• [SHORT TASK] Every line in the listing is to be echoed verbatim.

## BEGIN

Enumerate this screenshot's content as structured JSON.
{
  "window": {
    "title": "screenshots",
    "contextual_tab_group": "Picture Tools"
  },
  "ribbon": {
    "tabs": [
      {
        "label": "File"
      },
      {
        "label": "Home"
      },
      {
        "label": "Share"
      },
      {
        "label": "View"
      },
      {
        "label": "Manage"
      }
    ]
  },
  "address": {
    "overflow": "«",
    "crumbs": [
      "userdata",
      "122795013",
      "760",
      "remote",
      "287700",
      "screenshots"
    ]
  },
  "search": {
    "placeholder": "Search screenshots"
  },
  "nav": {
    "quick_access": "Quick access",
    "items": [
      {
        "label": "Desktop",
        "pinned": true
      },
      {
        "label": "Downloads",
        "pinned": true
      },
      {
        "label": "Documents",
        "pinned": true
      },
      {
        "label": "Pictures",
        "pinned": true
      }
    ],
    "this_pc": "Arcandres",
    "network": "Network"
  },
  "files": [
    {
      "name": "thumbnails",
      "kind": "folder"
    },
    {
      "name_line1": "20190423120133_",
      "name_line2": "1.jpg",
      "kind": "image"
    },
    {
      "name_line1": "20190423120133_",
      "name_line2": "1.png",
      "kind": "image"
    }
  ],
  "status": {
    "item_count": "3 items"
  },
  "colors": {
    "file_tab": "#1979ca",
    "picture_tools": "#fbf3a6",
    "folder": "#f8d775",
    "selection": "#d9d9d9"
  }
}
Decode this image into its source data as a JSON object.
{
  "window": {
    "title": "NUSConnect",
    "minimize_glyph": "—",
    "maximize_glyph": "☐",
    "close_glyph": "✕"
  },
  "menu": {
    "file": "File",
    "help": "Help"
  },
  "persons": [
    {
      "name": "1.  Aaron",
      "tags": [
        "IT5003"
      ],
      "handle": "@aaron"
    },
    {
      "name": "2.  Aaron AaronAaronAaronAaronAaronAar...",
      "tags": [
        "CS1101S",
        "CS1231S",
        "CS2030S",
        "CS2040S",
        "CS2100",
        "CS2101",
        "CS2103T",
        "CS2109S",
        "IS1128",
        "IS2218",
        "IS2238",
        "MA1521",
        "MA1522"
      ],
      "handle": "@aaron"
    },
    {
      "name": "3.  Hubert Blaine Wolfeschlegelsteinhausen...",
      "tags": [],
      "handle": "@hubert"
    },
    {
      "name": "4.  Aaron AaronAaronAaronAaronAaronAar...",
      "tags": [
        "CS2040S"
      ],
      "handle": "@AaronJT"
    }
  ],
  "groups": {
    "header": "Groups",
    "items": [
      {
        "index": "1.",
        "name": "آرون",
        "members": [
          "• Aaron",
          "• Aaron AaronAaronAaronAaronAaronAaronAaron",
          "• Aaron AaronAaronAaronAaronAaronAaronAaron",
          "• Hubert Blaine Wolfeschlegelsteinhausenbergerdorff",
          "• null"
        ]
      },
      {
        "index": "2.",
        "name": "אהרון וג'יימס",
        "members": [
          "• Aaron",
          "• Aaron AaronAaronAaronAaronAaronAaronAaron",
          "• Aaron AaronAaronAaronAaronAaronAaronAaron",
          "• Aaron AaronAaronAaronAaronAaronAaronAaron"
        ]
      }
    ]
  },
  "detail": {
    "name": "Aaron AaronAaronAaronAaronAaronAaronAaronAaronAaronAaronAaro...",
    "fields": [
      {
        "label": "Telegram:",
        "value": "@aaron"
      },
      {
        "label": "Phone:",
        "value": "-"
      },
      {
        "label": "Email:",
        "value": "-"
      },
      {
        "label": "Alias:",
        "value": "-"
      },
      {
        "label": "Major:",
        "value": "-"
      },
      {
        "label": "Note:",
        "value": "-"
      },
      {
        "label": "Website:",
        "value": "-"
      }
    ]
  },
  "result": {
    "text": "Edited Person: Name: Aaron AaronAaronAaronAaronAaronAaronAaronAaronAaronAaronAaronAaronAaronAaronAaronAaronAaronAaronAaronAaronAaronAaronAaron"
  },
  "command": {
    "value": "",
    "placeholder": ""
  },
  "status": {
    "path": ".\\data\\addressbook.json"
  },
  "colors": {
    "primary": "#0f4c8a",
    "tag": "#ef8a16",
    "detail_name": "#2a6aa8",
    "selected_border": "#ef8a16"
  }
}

## END

• [ANSWER TO THIS TASK]
Enumerate this screenshot's content as structured JSON.
{
  "window": {
    "title": "screenshots",
    "contextual_tab_group": "Picture Tools"
  },
  "ribbon": {
    "tabs": [
      {
        "label": "File"
      },
      {
        "label": "Home"
      },
      {
        "label": "Share"
      },
      {
        "label": "View"
      },
      {
        "label": "Manage"
      }
    ]
  },
  "address": {
    "overflow": "«",
    "crumbs": [
      "userdata",
      "122795013",
      "760",
      "remote",
      "287700",
      "screenshots"
    ]
  },
  "search": {
    "placeholder": "Search screenshots"
  },
  "nav": {
    "quick_access": "Quick access",
    "items": [
      {
        "label": "Desktop",
        "pinned": true
      },
      {
        "label": "Downloads",
        "pinned": true
      },
      {
        "label": "Documents",
        "pinned": true
      },
      {
        "label": "Pictures",
        "pinned": true
      }
    ],
    "this_pc": "Arcandres",
    "network": "Network"
  },
  "files": [
    {
      "name": "thumbnails",
      "kind": "folder"
    },
    {
      "name_line1": "20190423120133_",
      "name_line2": "1.jpg",
      "kind": "image"
    },
    {
      "name_line1": "20190423120133_",
      "name_line2": "1.png",
      "kind": "image"
    }
  ],
  "status": {
    "item_count": "3 items"
  },
  "colors": {
    "file_tab": "#1979ca",
    "picture_tools": "#fbf3a6",
    "folder": "#f8d775",
    "selection": "#d9d9d9"
  }
}
Decode this image into its source data as a JSON object.
{
  "window": {
    "title": "NUSConnect",
    "minimize_glyph": "—",
    "maximize_glyph": "☐",
    "close_glyph": "✕"
  },
  "menu": {
    "file": "File",
    "help": "Help"
  },
  "persons": [
    {
      "name": "1.  Aaron",
      "tags": [
        "IT5003"
      ],
      "handle": "@aaron"
    },
    {
      "name": "2.  Aaron AaronAaronAaronAaronAaronAar...",
      "tags": [
        "CS1101S",
        "CS1231S",
        "CS2030S",
        "CS2040S",
        "CS2100",
        "CS2101",
        "CS2103T",
        "CS2109S",
        "IS1128",
        "IS2218",
        "IS2238",
        "MA1521",
        "MA1522"
      ],
      "handle": "@aaron"
    },
    {
      "name": "3.  Hubert Blaine Wolfeschlegelsteinhausen...",
      "tags": [],
      "handle": "@hubert"
    },
    {
      "name": "4.  Aaron AaronAaronAaronAaronAaronAar...",
      "tags": [
        "CS2040S"
      ],
      "handle": "@AaronJT"
    }
  ],
  "groups": {
    "header": "Groups",
    "items": [
      {
        "index": "1.",
        "name": "آرون",
        "members": [
          "• Aaron",
          "• Aaron AaronAaronAaronAaronAaronAaronAaron",
          "• Aaron AaronAaronAaronAaronAaronAaronAaron",
          "• Hubert Blaine Wolfeschlegelsteinhausenbergerdorff",
          "• null"
        ]
      },
      {
        "index": "2.",
        "name": "אהרון וג'יימס",
        "members": [
          "• Aaron",
          "• Aaron AaronAaronAaronAaronAaronAaronAaron",
          "• Aaron AaronAaronAaronAaronAaronAaronAaron",
          "• Aaron AaronAaronAaronAaronAaronAaronAaron"
        ]
      }
    ]
  },
  "detail": {
    "name": "Aaron AaronAaronAaronAaronAaronAaronAaronAaronAaronAaronAaro...",
    "fields": [
      {
        "label": "Telegram:",
        "value": "@aaron"
      },
      {
        "label": "Phone:",
        "value": "-"
      },
      {
        "label": "Email:",
        "value": "-"
      },
      {
        "label": "Alias:",
        "value": "-"
      },
      {
        "label": "Major:",
        "value": "-"
      },
      {
        "label": "Note:",
        "value": "-"
      },
      {
        "label": "Website:",
        "value": "-"
      }
    ]
  },
  "result": {
    "text": "Edited Person: Name: Aaron AaronAaronAaronAaronAaronAaronAaronAaronAaronAaronAaronAaronAaronAaronAaronAaronAaronAaronAaronAaronAaronAaronAaron"
  },
  "command": {
    "value": "",
    "placeholder": ""
  },
  "status": {
    "path": ".\\data\\addressbook.json"
  },
  "colors": {
    "primary": "#0f4c8a",
    "tag": "#ef8a16",
    "detail_name": "#2a6aa8",
    "selected_border": "#ef8a16"
  }
}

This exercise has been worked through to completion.